Job: Reproduce every line of the listing as written, apart from the pictures.

Provided information:
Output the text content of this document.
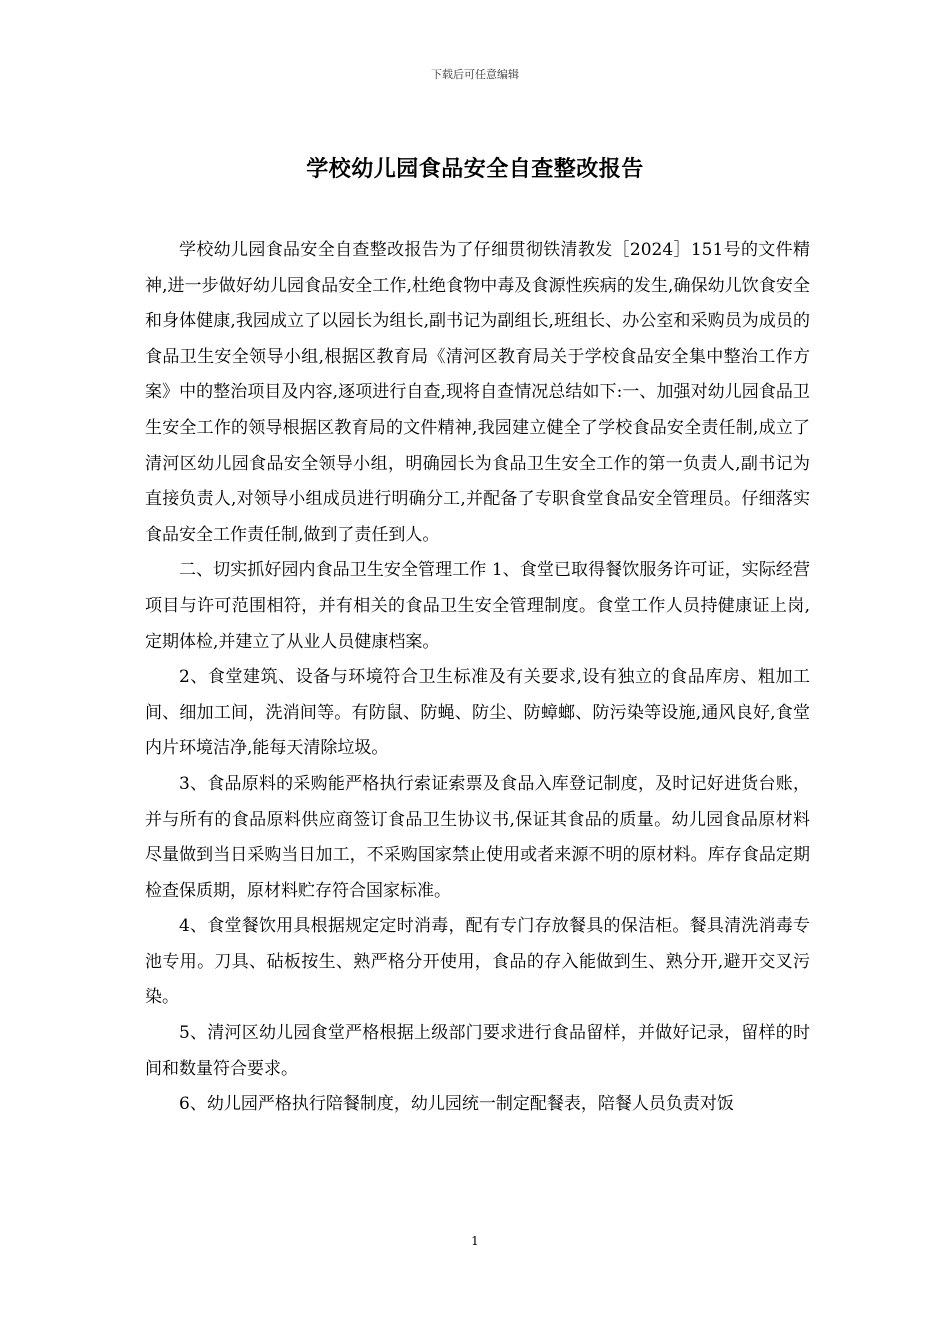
下载后可任意编辑
学校幼儿园食品安全自查整改报告

学校幼儿园食品安全自查整改报告为了仔细贯彻铁清教发［2024］151号的文件精神,进一步做好幼儿园食品安全工作,杜绝食物中毒及食源性疾病的发生,确保幼儿饮食安全和身体健康,我园成立了以园长为组长,副书记为副组长,班组长、办公室和采购员为成员的食品卫生安全领导小组,根据区教育局《清河区教育局关于学校食品安全集中整治工作方案》中的整治项目及内容,逐项进行自查,现将自查情况总结如下:一、加强对幼儿园食品卫生安全工作的领导根据区教育局的文件精神,我园建立健全了学校食品安全责任制,成立了清河区幼儿园食品安全领导小组，明确园长为食品卫生安全工作的第一负责人,副书记为直接负责人,对领导小组成员进行明确分工,并配备了专职食堂食品安全管理员。仔细落实食品安全工作责任制,做到了责任到人。

二、切实抓好园内食品卫生安全管理工作 1、食堂已取得餐饮服务许可证，实际经营项目与许可范围相符，并有相关的食品卫生安全管理制度。食堂工作人员持健康证上岗,定期体检,并建立了从业人员健康档案。

2、食堂建筑、设备与环境符合卫生标准及有关要求,设有独立的食品库房、粗加工间、细加工间，洗消间等。有防鼠、防蝇、防尘、防蟑螂、防污染等设施,通风良好,食堂内片环境洁净,能每天清除垃圾。

3、食品原料的采购能严格执行索证索票及食品入库登记制度，及时记好进货台账，并与所有的食品原料供应商签订食品卫生协议书,保证其食品的质量。幼儿园食品原材料尽量做到当日采购当日加工，不采购国家禁止使用或者来源不明的原材料。库存食品定期检查保质期，原材料贮存符合国家标准。

4、食堂餐饮用具根据规定定时消毒，配有专门存放餐具的保洁柜。餐具清洗消毒专池专用。刀具、砧板按生、熟严格分开使用，食品的存入能做到生、熟分开,避开交叉污染。

5、清河区幼儿园食堂严格根据上级部门要求进行食品留样，并做好记录，留样的时间和数量符合要求。

6、幼儿园严格执行陪餐制度，幼儿园统一制定配餐表，陪餐人员负责对饭

1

Task output:
Output the text content of this document.
下载后可任意编辑
学校幼儿园食品安全自查整改报告

学校幼儿园食品安全自查整改报告为了仔细贯彻铁清教发［2024］151号的文件精神,进一步做好幼儿园食品安全工作,杜绝食物中毒及食源性疾病的发生,确保幼儿饮食安全和身体健康,我园成立了以园长为组长,副书记为副组长,班组长、办公室和采购员为成员的食品卫生安全领导小组,根据区教育局《清河区教育局关于学校食品安全集中整治工作方案》中的整治项目及内容,逐项进行自查,现将自查情况总结如下:一、加强对幼儿园食品卫生安全工作的领导根据区教育局的文件精神,我园建立健全了学校食品安全责任制,成立了清河区幼儿园食品安全领导小组，明确园长为食品卫生安全工作的第一负责人,副书记为直接负责人,对领导小组成员进行明确分工,并配备了专职食堂食品安全管理员。仔细落实食品安全工作责任制,做到了责任到人。

二、切实抓好园内食品卫生安全管理工作 1、食堂已取得餐饮服务许可证，实际经营项目与许可范围相符，并有相关的食品卫生安全管理制度。食堂工作人员持健康证上岗,定期体检,并建立了从业人员健康档案。

2、食堂建筑、设备与环境符合卫生标准及有关要求,设有独立的食品库房、粗加工间、细加工间，洗消间等。有防鼠、防蝇、防尘、防蟑螂、防污染等设施,通风良好,食堂内片环境洁净,能每天清除垃圾。

3、食品原料的采购能严格执行索证索票及食品入库登记制度，及时记好进货台账，并与所有的食品原料供应商签订食品卫生协议书,保证其食品的质量。幼儿园食品原材料尽量做到当日采购当日加工，不采购国家禁止使用或者来源不明的原材料。库存食品定期检查保质期，原材料贮存符合国家标准。

4、食堂餐饮用具根据规定定时消毒，配有专门存放餐具的保洁柜。餐具清洗消毒专池专用。刀具、砧板按生、熟严格分开使用，食品的存入能做到生、熟分开,避开交叉污染。

5、清河区幼儿园食堂严格根据上级部门要求进行食品留样，并做好记录，留样的时间和数量符合要求。

6、幼儿园严格执行陪餐制度，幼儿园统一制定配餐表，陪餐人员负责对饭

1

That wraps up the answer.